* WHAT YOU SHOULD DO
Copy the records below exactly, leaving out any pictures.

[Stored items from a collection]
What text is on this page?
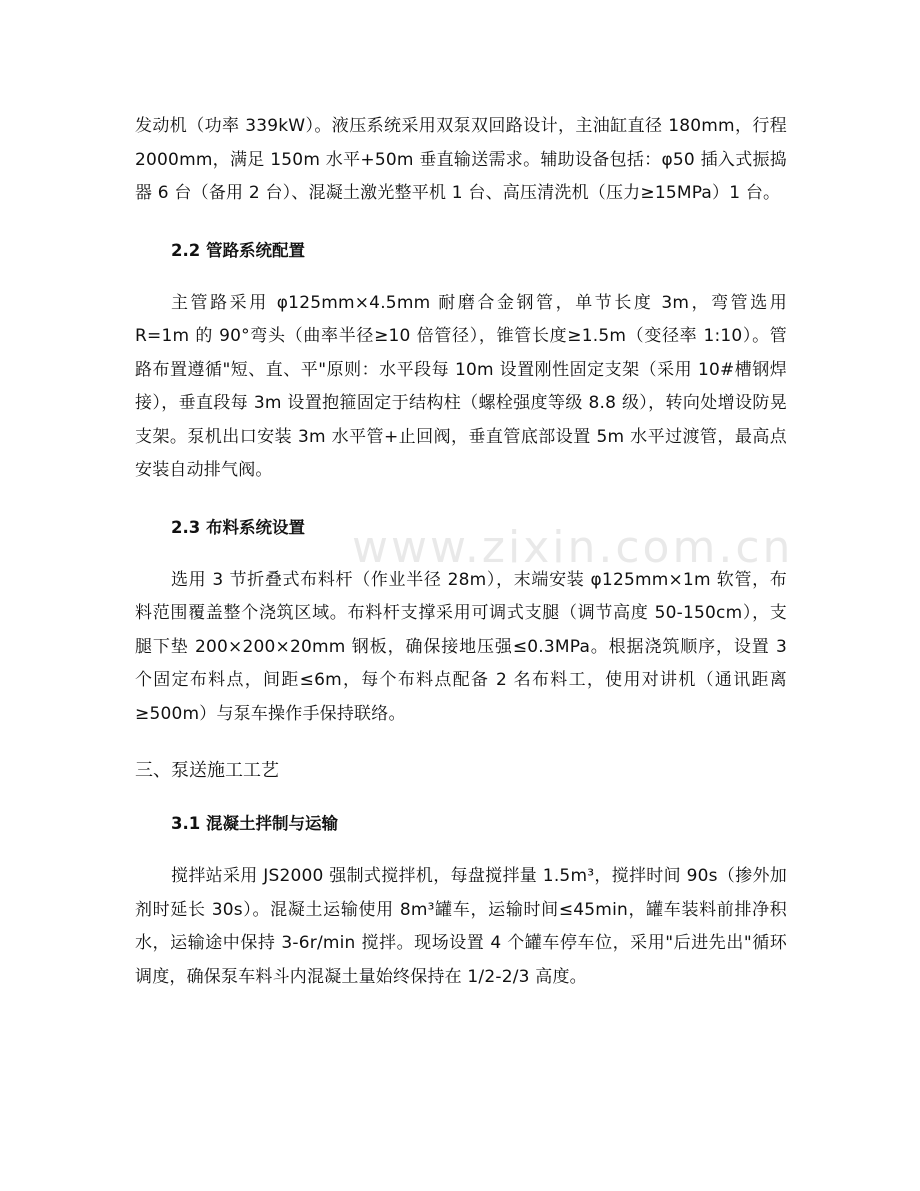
www.zixin.com.cn

发动机（功率 339kW）。液压系统采用双泵双回路设计，主油缸直径 180mm，行程 2000mm，满足 150m 水平+50m 垂直输送需求。辅助设备包括：φ50 插入式振捣器 6 台（备用 2 台）、混凝土激光整平机 1 台、高压清洗机（压力≥15MPa）1 台。

2.2 管路系统配置

主管路采用 φ125mm×4.5mm 耐磨合金钢管，单节长度 3m，弯管选用 R=1m 的 90°弯头（曲率半径≥10 倍管径），锥管长度≥1.5m（变径率 1:10）。管路布置遵循"短、直、平"原则：水平段每 10m 设置刚性固定支架（采用 10#槽钢焊接），垂直段每 3m 设置抱箍固定于结构柱（螺栓强度等级 8.8 级），转向处增设防晃支架。泵机出口安装 3m 水平管+止回阀，垂直管底部设置 5m 水平过渡管，最高点安装自动排气阀。

2.3 布料系统设置

选用 3 节折叠式布料杆（作业半径 28m），末端安装 φ125mm×1m 软管，布料范围覆盖整个浇筑区域。布料杆支撑采用可调式支腿（调节高度 50-150cm），支腿下垫 200×200×20mm 钢板，确保接地压强≤0.3MPa。根据浇筑顺序，设置 3 个固定布料点，间距≤6m，每个布料点配备 2 名布料工，使用对讲机（通讯距离≥500m）与泵车操作手保持联络。

三、泵送施工工艺
3.1 混凝土拌制与运输

搅拌站采用 JS2000 强制式搅拌机，每盘搅拌量 1.5m³，搅拌时间 90s（掺外加剂时延长 30s）。混凝土运输使用 8m³罐车，运输时间≤45min，罐车装料前排净积水，运输途中保持 3-6r/min 搅拌。现场设置 4 个罐车停车位，采用"后进先出"循环调度，确保泵车料斗内混凝土量始终保持在 1/2-2/3 高度。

* SOLVED PROBLEM
What text is on this page?
www.zixin.com.cn

发动机（功率 339kW）。液压系统采用双泵双回路设计，主油缸直径 180mm，行程 2000mm，满足 150m 水平+50m 垂直输送需求。辅助设备包括：φ50 插入式振捣器 6 台（备用 2 台）、混凝土激光整平机 1 台、高压清洗机（压力≥15MPa）1 台。

2.2 管路系统配置

主管路采用 φ125mm×4.5mm 耐磨合金钢管，单节长度 3m，弯管选用 R=1m 的 90°弯头（曲率半径≥10 倍管径），锥管长度≥1.5m（变径率 1:10）。管路布置遵循"短、直、平"原则：水平段每 10m 设置刚性固定支架（采用 10#槽钢焊接），垂直段每 3m 设置抱箍固定于结构柱（螺栓强度等级 8.8 级），转向处增设防晃支架。泵机出口安装 3m 水平管+止回阀，垂直管底部设置 5m 水平过渡管，最高点安装自动排气阀。

2.3 布料系统设置

选用 3 节折叠式布料杆（作业半径 28m），末端安装 φ125mm×1m 软管，布料范围覆盖整个浇筑区域。布料杆支撑采用可调式支腿（调节高度 50-150cm），支腿下垫 200×200×20mm 钢板，确保接地压强≤0.3MPa。根据浇筑顺序，设置 3 个固定布料点，间距≤6m，每个布料点配备 2 名布料工，使用对讲机（通讯距离≥500m）与泵车操作手保持联络。

三、泵送施工工艺
3.1 混凝土拌制与运输

搅拌站采用 JS2000 强制式搅拌机，每盘搅拌量 1.5m³，搅拌时间 90s（掺外加剂时延长 30s）。混凝土运输使用 8m³罐车，运输时间≤45min，罐车装料前排净积水，运输途中保持 3-6r/min 搅拌。现场设置 4 个罐车停车位，采用"后进先出"循环调度，确保泵车料斗内混凝土量始终保持在 1/2-2/3 高度。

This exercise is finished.